Element and region data
•••••
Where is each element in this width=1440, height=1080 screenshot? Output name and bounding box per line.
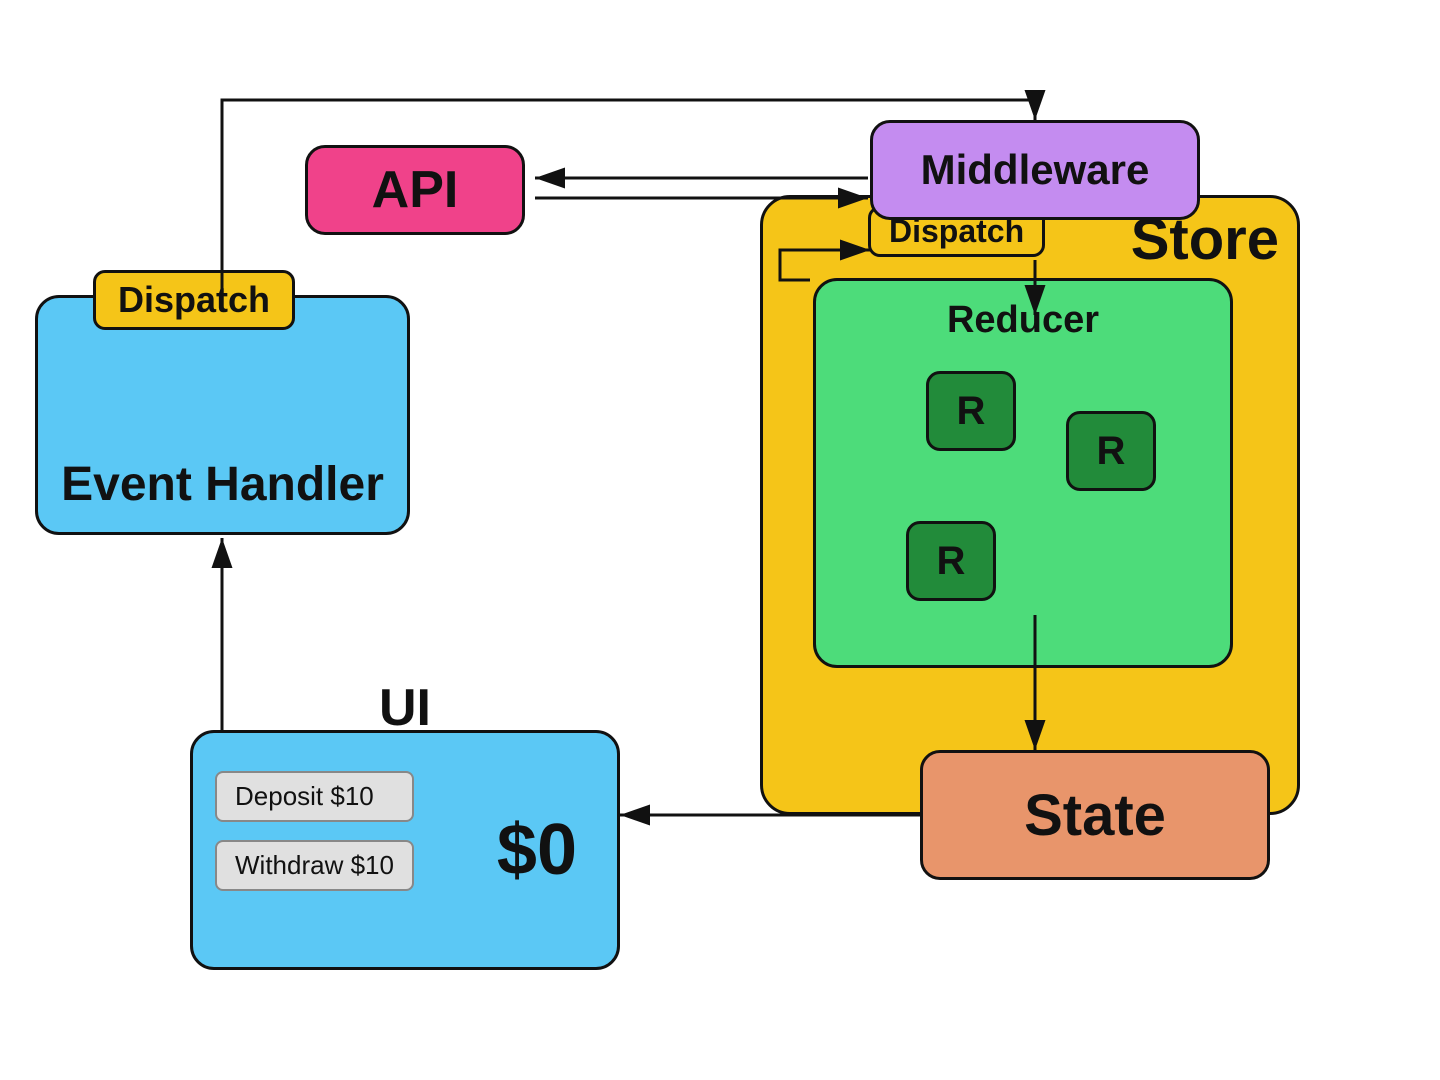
dispatch-badge-eh: Dispatch <box>93 270 295 330</box>
state-box: State <box>920 750 1270 880</box>
reducer-box: Reducer R R R <box>813 278 1233 668</box>
event-handler-label: Event Handler <box>61 457 384 512</box>
ui-box: UI Deposit $10 Withdraw $10 $0 <box>190 730 620 970</box>
r-box-2: R <box>1066 411 1156 491</box>
state-label: State <box>1024 782 1166 849</box>
api-label: API <box>372 160 459 220</box>
event-handler-box: Dispatch Event Handler <box>35 295 410 535</box>
ui-label: UI <box>379 678 431 738</box>
reducer-label: Reducer <box>947 299 1099 342</box>
r-box-3: R <box>906 521 996 601</box>
middleware-label: Middleware <box>921 146 1150 194</box>
dollar-label: $0 <box>497 809 577 891</box>
diagram: Store Dispatch Reducer R R R API Middlew… <box>0 0 1440 1080</box>
r-box-1: R <box>926 371 1016 451</box>
store-box: Store Dispatch Reducer R R R <box>760 195 1300 815</box>
deposit-button[interactable]: Deposit $10 <box>215 771 414 822</box>
withdraw-button[interactable]: Withdraw $10 <box>215 840 414 891</box>
middleware-box: Middleware <box>870 120 1200 220</box>
ui-buttons: Deposit $10 Withdraw $10 <box>215 771 414 891</box>
api-box: API <box>305 145 525 235</box>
•••••
WHAT YOU ARE ASKED TO DO
Reproduce every line of the material above without any change, leaving out the picture.

RIGHT ANSWER
Where is each element in this width=1440, height=1080 screenshot? Output name and bounding box per line.
dispatch-badge-eh: Dispatch <box>93 270 295 330</box>
state-box: State <box>920 750 1270 880</box>
reducer-box: Reducer R R R <box>813 278 1233 668</box>
event-handler-label: Event Handler <box>61 457 384 512</box>
ui-box: UI Deposit $10 Withdraw $10 $0 <box>190 730 620 970</box>
r-box-2: R <box>1066 411 1156 491</box>
state-label: State <box>1024 782 1166 849</box>
api-label: API <box>372 160 459 220</box>
event-handler-box: Dispatch Event Handler <box>35 295 410 535</box>
ui-label: UI <box>379 678 431 738</box>
reducer-label: Reducer <box>947 299 1099 342</box>
r-box-3: R <box>906 521 996 601</box>
middleware-label: Middleware <box>921 146 1150 194</box>
dollar-label: $0 <box>497 809 577 891</box>
diagram: Store Dispatch Reducer R R R API Middlew… <box>0 0 1440 1080</box>
r-box-1: R <box>926 371 1016 451</box>
store-box: Store Dispatch Reducer R R R <box>760 195 1300 815</box>
deposit-button[interactable]: Deposit $10 <box>215 771 414 822</box>
withdraw-button[interactable]: Withdraw $10 <box>215 840 414 891</box>
middleware-box: Middleware <box>870 120 1200 220</box>
ui-buttons: Deposit $10 Withdraw $10 <box>215 771 414 891</box>
api-box: API <box>305 145 525 235</box>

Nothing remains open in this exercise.